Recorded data
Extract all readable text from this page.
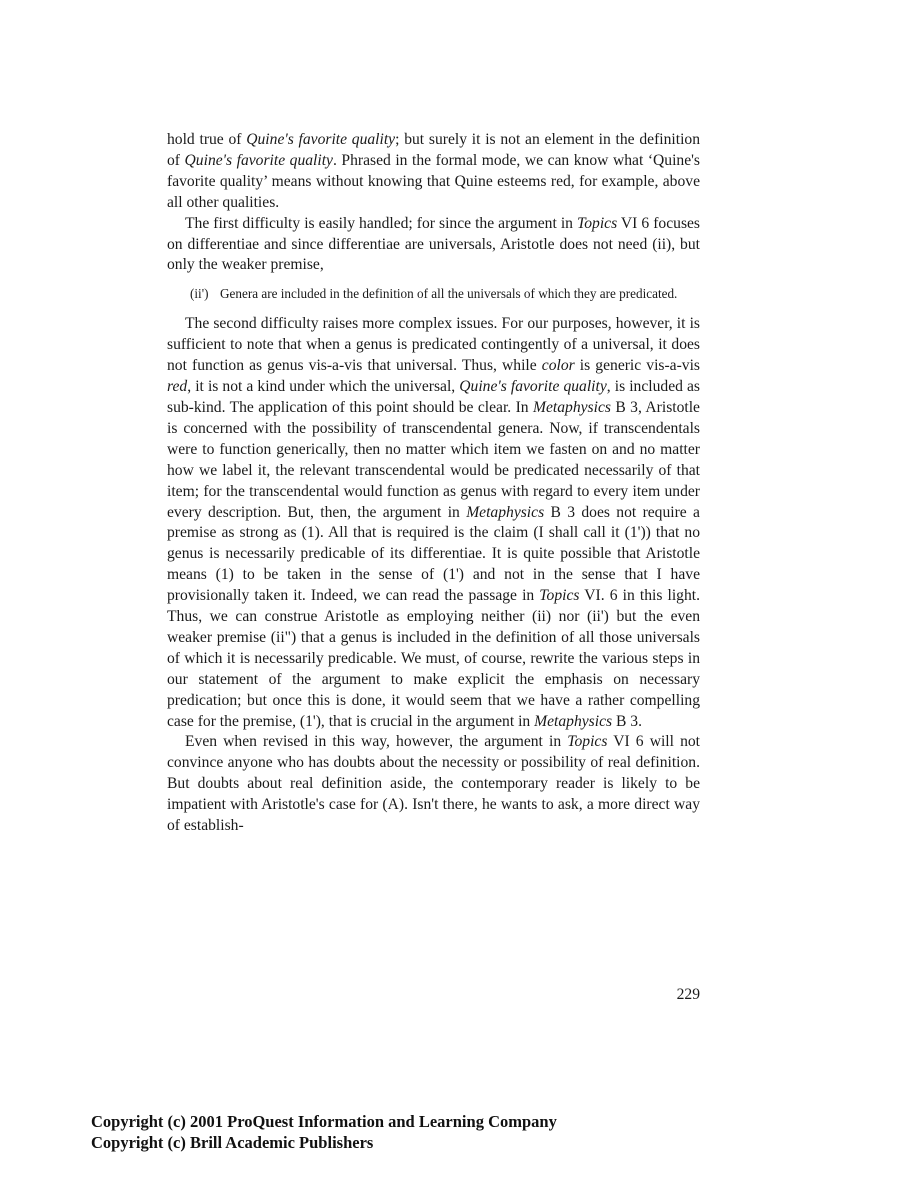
hold true of Quine's favorite quality; but surely it is not an element in the definition of Quine's favorite quality. Phrased in the formal mode, we can know what ‘Quine's favorite quality’ means without knowing that Quine esteems red, for example, above all other qualities.

The first difficulty is easily handled; for since the argument in Topics VI 6 focuses on differentiae and since differentiae are universals, Aristotle does not need (ii), but only the weaker premise,

(ii') Genera are included in the definition of all the universals of which they are predicated.

The second difficulty raises more complex issues. For our purposes, however, it is sufficient to note that when a genus is predicated contingently of a universal, it does not function as genus vis-a-vis that universal. Thus, while color is generic vis-a-vis red, it is not a kind under which the universal, Quine's favorite quality, is included as sub-kind. The application of this point should be clear. In Metaphysics B 3, Aristotle is concerned with the possibility of transcendental genera. Now, if transcendentals were to function generically, then no matter which item we fasten on and no matter how we label it, the relevant transcendental would be predicated necessarily of that item; for the transcendental would function as genus with regard to every item under every description. But, then, the argument in Metaphysics B 3 does not require a premise as strong as (1). All that is required is the claim (I shall call it (1')) that no genus is necessarily predicable of its differentiae. It is quite possible that Aristotle means (1) to be taken in the sense of (1') and not in the sense that I have provisionally taken it. Indeed, we can read the passage in Topics VI. 6 in this light. Thus, we can construe Aristotle as employing neither (ii) nor (ii') but the even weaker premise (ii") that a genus is included in the definition of all those universals of which it is necessarily predicable. We must, of course, rewrite the various steps in our statement of the argument to make explicit the emphasis on necessary predication; but once this is done, it would seem that we have a rather compelling case for the premise, (1'), that is crucial in the argument in Metaphysics B 3.

Even when revised in this way, however, the argument in Topics VI 6 will not convince anyone who has doubts about the necessity or possibility of real definition. But doubts about real definition aside, the contemporary reader is likely to be impatient with Aristotle's case for (A). Isn't there, he wants to ask, a more direct way of establish-

229
Copyright (c) 2001 ProQuest Information and Learning Company
Copyright (c) Brill Academic Publishers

Direction
Repeat each entry above word for word, leaving every picture out.

Correct output
Extract all readable text from this page.
hold true of Quine's favorite quality; but surely it is not an element in the definition of Quine's favorite quality. Phrased in the formal mode, we can know what ‘Quine's favorite quality’ means without knowing that Quine esteems red, for example, above all other qualities.

The first difficulty is easily handled; for since the argument in Topics VI 6 focuses on differentiae and since differentiae are universals, Aristotle does not need (ii), but only the weaker premise,

(ii') Genera are included in the definition of all the universals of which they are predicated.

The second difficulty raises more complex issues. For our purposes, however, it is sufficient to note that when a genus is predicated contingently of a universal, it does not function as genus vis-a-vis that universal. Thus, while color is generic vis-a-vis red, it is not a kind under which the universal, Quine's favorite quality, is included as sub-kind. The application of this point should be clear. In Metaphysics B 3, Aristotle is concerned with the possibility of transcendental genera. Now, if transcendentals were to function generically, then no matter which item we fasten on and no matter how we label it, the relevant transcendental would be predicated necessarily of that item; for the transcendental would function as genus with regard to every item under every description. But, then, the argument in Metaphysics B 3 does not require a premise as strong as (1). All that is required is the claim (I shall call it (1')) that no genus is necessarily predicable of its differentiae. It is quite possible that Aristotle means (1) to be taken in the sense of (1') and not in the sense that I have provisionally taken it. Indeed, we can read the passage in Topics VI. 6 in this light. Thus, we can construe Aristotle as employing neither (ii) nor (ii') but the even weaker premise (ii") that a genus is included in the definition of all those universals of which it is necessarily predicable. We must, of course, rewrite the various steps in our statement of the argument to make explicit the emphasis on necessary predication; but once this is done, it would seem that we have a rather compelling case for the premise, (1'), that is crucial in the argument in Metaphysics B 3.

Even when revised in this way, however, the argument in Topics VI 6 will not convince anyone who has doubts about the necessity or possibility of real definition. But doubts about real definition aside, the contemporary reader is likely to be impatient with Aristotle's case for (A). Isn't there, he wants to ask, a more direct way of establish-

229
Copyright (c) 2001 ProQuest Information and Learning Company
Copyright (c) Brill Academic Publishers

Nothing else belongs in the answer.